→ **Task inputs**
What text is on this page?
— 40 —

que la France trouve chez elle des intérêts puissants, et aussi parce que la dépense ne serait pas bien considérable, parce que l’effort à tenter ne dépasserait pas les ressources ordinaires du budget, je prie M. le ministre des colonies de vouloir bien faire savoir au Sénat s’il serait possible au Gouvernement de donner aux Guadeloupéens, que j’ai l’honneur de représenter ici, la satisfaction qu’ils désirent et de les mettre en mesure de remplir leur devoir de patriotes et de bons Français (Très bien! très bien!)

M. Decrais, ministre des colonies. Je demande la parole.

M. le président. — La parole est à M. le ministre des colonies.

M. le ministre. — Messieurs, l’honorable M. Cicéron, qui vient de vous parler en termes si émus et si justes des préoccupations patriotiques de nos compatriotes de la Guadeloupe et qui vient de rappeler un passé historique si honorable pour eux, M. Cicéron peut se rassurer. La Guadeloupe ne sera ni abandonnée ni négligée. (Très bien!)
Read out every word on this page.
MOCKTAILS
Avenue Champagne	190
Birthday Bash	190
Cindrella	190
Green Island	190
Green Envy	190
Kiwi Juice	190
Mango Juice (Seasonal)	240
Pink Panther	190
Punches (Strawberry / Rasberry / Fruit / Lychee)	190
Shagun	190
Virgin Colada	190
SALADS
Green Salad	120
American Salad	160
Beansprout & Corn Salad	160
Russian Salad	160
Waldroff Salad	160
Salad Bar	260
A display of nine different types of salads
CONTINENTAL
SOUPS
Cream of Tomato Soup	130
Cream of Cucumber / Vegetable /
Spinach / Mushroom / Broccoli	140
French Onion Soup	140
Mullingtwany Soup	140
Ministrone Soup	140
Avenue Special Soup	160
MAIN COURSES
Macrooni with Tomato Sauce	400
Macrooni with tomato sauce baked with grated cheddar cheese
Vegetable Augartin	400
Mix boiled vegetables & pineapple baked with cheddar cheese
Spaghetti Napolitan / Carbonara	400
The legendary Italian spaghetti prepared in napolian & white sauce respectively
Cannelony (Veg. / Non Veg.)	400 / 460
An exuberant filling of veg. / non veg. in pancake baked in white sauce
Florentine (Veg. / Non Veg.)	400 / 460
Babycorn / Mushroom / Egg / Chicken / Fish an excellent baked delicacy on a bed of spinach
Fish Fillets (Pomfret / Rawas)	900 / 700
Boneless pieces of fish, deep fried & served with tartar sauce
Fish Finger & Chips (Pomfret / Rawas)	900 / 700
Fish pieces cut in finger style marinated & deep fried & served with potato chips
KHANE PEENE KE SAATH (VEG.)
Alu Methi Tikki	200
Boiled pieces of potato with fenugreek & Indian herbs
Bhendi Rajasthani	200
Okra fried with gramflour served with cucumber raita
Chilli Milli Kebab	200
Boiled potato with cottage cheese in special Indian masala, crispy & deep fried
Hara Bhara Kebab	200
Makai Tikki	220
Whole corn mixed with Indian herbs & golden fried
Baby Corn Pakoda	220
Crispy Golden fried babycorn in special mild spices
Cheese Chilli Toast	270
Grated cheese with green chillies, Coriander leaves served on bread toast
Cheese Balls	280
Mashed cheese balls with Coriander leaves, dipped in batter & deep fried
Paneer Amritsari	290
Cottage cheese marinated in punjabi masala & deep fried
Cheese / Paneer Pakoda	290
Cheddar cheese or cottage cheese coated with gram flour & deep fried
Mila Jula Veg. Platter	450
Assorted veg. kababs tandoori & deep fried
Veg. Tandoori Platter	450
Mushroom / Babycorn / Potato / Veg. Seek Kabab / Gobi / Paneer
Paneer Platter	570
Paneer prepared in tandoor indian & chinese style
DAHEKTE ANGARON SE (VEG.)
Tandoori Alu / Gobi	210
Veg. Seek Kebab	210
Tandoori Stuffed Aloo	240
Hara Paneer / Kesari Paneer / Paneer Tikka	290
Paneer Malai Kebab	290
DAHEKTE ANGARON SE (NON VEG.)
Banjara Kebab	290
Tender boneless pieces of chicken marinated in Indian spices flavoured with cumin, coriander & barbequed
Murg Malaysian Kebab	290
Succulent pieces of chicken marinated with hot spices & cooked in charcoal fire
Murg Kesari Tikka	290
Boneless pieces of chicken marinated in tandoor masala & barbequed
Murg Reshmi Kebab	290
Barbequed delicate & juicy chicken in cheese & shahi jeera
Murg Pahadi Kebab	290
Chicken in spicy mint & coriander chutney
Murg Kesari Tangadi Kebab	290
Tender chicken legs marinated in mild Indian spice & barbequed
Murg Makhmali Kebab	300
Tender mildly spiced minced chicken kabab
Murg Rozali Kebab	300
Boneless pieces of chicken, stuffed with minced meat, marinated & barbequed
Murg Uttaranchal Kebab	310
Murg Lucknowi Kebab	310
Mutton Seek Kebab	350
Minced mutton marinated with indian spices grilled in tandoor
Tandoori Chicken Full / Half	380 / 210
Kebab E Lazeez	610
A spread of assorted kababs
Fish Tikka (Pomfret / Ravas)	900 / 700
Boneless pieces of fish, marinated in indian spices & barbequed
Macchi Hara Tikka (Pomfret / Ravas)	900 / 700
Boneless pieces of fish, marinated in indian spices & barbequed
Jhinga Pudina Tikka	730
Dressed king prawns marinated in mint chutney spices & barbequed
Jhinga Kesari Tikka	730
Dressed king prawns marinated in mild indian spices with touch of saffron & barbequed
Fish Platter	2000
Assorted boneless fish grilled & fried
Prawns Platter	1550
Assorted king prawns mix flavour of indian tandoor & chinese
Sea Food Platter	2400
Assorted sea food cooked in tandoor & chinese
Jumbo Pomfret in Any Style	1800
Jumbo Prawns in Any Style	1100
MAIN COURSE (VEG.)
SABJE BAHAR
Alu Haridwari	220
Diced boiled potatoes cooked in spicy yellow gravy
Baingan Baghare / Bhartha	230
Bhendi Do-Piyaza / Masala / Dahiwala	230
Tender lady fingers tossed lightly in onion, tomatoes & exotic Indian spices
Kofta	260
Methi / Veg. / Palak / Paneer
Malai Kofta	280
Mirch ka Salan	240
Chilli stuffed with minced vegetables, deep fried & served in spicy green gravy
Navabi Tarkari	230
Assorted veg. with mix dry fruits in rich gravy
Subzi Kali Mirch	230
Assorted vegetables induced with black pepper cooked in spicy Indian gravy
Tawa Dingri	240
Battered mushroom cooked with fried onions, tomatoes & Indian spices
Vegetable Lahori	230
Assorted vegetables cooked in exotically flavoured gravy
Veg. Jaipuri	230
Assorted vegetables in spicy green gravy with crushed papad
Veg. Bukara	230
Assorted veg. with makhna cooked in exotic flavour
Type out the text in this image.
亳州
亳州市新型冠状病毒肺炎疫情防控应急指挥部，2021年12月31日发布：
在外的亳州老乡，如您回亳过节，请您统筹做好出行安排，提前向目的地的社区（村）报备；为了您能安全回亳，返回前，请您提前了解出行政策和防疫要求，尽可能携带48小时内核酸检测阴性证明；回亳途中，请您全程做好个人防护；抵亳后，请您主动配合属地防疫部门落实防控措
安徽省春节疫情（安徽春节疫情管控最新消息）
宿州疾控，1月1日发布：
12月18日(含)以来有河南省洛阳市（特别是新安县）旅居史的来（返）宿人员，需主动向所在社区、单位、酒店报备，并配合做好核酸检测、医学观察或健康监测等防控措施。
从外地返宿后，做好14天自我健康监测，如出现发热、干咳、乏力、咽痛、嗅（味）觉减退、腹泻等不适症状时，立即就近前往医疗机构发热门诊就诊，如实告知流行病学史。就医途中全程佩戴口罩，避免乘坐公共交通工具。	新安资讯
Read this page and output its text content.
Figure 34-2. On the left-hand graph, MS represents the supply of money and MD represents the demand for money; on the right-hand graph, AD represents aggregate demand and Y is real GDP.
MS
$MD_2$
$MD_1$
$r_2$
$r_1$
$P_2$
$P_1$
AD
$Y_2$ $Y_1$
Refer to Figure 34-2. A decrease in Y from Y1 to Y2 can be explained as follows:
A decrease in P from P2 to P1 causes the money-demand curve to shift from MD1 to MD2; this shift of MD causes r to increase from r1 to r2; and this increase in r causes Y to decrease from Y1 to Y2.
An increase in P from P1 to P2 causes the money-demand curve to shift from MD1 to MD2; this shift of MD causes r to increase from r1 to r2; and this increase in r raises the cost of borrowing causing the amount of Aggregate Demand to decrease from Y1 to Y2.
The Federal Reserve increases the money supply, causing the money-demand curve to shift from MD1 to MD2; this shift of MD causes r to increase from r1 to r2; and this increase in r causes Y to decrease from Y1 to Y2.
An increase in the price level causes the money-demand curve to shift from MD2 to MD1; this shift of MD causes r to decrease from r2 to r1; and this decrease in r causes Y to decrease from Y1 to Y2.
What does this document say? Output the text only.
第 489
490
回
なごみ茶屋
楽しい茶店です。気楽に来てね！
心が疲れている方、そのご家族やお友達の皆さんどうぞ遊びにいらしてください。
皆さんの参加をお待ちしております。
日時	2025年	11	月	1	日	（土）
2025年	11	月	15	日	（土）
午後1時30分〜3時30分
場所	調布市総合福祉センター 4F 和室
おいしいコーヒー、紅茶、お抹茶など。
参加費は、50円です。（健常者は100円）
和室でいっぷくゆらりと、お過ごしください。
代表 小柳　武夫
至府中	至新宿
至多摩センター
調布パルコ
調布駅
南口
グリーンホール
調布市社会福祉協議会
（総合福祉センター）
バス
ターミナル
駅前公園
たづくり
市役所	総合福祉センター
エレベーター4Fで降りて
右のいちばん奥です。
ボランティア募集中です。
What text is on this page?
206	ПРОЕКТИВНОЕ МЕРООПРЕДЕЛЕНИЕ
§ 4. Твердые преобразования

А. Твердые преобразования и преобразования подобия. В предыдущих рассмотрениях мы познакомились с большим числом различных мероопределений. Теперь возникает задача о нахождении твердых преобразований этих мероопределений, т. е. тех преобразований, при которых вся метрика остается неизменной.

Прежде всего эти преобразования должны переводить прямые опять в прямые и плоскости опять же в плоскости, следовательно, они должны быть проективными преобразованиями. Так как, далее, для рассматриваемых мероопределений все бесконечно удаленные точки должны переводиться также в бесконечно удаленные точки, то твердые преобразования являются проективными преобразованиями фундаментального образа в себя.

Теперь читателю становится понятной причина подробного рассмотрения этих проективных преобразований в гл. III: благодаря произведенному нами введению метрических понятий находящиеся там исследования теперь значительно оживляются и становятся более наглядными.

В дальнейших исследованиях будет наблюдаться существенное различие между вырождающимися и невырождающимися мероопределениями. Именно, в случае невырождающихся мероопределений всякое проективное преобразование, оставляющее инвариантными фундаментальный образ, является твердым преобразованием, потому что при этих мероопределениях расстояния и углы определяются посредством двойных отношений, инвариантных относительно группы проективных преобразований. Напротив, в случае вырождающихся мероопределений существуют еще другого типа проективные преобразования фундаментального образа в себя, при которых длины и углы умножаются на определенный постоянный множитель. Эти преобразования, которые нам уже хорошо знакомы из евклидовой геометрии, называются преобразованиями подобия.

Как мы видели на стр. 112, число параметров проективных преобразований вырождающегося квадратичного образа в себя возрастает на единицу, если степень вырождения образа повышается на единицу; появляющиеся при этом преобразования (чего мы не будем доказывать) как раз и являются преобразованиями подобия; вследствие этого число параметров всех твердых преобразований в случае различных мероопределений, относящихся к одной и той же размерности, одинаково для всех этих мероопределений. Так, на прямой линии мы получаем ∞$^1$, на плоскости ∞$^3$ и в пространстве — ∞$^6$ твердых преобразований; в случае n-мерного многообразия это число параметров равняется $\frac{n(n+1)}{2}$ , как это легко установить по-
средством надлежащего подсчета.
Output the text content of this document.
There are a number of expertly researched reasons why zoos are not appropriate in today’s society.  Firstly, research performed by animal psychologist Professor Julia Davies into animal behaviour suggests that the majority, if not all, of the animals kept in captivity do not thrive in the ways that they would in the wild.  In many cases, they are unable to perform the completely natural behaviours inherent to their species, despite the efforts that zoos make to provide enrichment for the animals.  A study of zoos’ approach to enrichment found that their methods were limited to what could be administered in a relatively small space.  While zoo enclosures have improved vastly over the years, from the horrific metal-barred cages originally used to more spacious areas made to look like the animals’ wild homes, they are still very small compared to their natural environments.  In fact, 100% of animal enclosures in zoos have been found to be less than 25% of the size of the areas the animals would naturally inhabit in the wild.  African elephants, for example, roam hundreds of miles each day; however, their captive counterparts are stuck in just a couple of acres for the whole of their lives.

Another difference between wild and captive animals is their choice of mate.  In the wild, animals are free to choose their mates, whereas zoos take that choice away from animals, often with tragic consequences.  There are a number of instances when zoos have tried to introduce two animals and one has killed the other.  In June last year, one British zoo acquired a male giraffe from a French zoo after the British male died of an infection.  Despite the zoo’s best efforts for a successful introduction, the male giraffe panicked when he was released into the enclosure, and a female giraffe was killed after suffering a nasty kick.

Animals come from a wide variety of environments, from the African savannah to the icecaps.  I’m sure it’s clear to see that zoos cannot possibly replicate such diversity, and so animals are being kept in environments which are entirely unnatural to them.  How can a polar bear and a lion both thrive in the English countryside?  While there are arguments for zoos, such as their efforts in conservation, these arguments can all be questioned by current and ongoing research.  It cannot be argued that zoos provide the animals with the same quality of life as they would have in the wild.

→ **What you are asked to do**
Tally the lines in the records above that contain the word "Bhendi", and give only that number.

→ **Response to this exercise**
2